▸ OBJECTIVE: In the data below, find every line that has the string "chatbot", and copy it.

▸ SUPPLIED MATERIAL:

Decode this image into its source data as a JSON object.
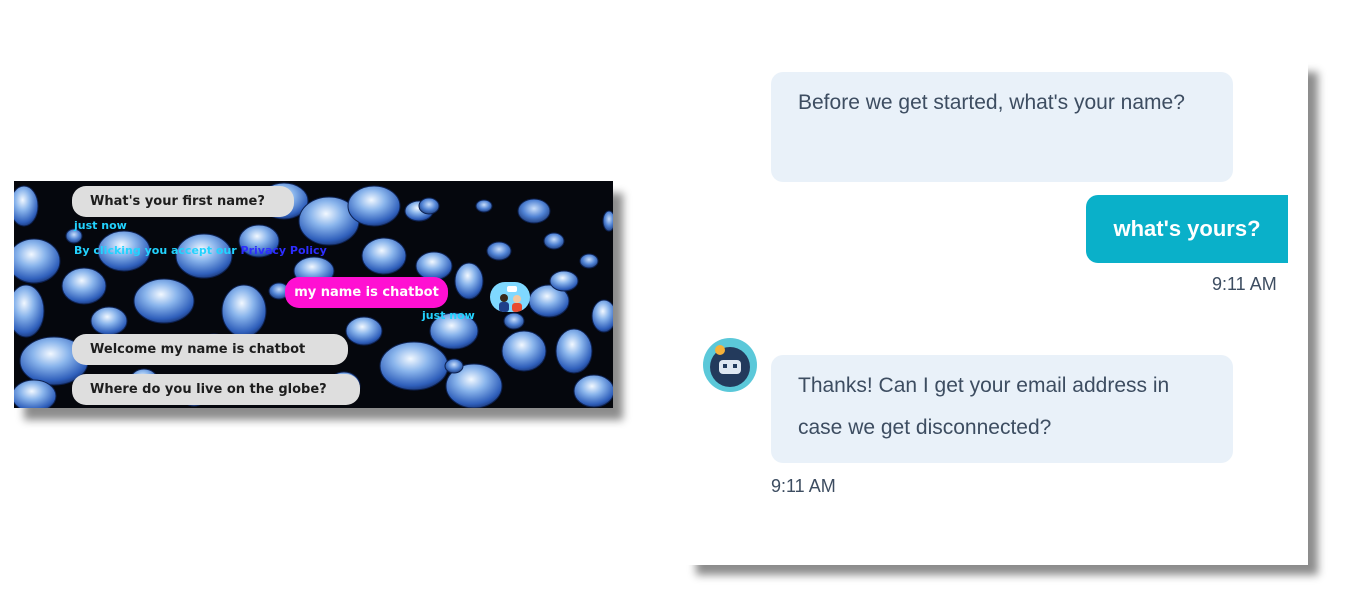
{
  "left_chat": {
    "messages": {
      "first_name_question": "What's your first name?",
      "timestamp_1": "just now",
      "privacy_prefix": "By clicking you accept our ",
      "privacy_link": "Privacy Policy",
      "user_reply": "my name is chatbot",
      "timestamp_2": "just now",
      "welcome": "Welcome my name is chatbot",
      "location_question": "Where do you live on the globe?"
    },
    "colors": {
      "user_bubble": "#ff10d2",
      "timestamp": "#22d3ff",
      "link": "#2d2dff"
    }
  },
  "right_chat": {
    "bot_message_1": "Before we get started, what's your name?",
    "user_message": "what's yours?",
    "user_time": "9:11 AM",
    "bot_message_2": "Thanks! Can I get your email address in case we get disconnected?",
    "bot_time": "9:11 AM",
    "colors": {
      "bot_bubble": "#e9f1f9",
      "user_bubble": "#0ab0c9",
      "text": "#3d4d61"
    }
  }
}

---

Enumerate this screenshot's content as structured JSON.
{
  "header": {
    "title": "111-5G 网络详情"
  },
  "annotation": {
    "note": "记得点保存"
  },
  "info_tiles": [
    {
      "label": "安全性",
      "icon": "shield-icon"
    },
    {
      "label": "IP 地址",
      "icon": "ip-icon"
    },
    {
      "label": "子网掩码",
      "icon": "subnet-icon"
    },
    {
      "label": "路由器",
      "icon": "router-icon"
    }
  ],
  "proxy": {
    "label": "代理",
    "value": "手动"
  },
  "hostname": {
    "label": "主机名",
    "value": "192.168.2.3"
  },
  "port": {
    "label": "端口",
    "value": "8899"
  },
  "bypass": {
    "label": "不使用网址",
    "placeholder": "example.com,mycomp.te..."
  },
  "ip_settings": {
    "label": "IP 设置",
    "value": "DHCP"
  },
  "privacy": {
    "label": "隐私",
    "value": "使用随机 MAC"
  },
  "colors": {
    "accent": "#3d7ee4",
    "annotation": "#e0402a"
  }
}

▸ CORRECT RESULT:
      "user_reply": "my name is chatbot",
      "welcome": "Welcome my name is chatbot",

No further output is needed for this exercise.